**WHAT THE TASK ASKS**. State how many lines include "this", giving the number by itself.
◆ ◆ ◆
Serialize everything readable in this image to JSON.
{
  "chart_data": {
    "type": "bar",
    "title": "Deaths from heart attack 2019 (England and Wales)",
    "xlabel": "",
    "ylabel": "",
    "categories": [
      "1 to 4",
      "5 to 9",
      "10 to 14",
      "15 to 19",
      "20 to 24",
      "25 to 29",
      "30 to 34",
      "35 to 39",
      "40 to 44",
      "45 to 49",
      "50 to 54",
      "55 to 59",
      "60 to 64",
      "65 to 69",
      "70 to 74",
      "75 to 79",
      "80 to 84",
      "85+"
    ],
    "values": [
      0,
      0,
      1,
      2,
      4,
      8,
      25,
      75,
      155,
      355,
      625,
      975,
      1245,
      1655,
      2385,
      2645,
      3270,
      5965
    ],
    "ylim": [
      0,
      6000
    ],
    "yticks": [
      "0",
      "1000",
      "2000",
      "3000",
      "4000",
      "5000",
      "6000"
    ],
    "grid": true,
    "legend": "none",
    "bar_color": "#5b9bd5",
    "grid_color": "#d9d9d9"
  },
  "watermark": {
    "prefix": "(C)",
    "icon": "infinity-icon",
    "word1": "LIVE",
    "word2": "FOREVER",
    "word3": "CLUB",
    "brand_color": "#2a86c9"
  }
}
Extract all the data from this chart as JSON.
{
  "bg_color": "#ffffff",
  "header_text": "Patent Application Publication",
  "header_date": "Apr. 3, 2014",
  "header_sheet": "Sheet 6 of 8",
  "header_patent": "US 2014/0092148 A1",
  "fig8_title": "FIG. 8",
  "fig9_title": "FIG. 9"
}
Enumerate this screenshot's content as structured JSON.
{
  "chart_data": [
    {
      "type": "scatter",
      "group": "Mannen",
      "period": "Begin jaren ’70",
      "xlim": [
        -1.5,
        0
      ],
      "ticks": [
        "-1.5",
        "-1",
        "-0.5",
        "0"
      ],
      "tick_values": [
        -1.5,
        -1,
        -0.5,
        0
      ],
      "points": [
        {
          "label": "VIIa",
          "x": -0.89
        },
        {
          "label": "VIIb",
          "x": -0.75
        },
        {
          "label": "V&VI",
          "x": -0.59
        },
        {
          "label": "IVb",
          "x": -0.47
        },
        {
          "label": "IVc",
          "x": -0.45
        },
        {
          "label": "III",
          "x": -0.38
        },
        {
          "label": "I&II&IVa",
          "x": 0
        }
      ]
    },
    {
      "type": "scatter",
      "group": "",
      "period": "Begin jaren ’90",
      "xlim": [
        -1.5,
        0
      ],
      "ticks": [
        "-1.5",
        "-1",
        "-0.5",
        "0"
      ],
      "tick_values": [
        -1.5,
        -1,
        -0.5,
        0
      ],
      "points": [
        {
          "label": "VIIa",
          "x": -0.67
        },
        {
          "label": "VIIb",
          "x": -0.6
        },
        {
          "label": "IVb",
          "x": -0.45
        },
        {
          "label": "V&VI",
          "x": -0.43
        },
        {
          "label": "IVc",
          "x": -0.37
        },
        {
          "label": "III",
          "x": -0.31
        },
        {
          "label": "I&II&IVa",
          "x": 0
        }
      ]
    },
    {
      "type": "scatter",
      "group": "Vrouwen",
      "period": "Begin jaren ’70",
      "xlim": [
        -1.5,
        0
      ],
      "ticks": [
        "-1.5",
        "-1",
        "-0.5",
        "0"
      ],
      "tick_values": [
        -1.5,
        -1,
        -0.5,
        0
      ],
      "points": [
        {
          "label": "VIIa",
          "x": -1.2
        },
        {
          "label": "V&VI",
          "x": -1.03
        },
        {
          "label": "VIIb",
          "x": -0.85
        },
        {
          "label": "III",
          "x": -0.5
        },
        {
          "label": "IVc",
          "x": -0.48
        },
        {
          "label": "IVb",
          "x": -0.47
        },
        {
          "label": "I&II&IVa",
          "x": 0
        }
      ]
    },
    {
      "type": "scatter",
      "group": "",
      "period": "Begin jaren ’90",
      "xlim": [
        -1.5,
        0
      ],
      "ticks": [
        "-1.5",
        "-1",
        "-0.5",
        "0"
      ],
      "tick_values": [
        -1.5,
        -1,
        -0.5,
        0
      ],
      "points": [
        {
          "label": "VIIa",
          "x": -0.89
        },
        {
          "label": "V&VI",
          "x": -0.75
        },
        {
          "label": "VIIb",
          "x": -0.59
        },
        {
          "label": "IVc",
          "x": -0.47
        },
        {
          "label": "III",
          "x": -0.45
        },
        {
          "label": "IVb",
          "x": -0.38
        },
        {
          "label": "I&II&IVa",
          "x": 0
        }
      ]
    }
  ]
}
◆ ◆ ◆
**REPLY TO THE EXERCISE**. 3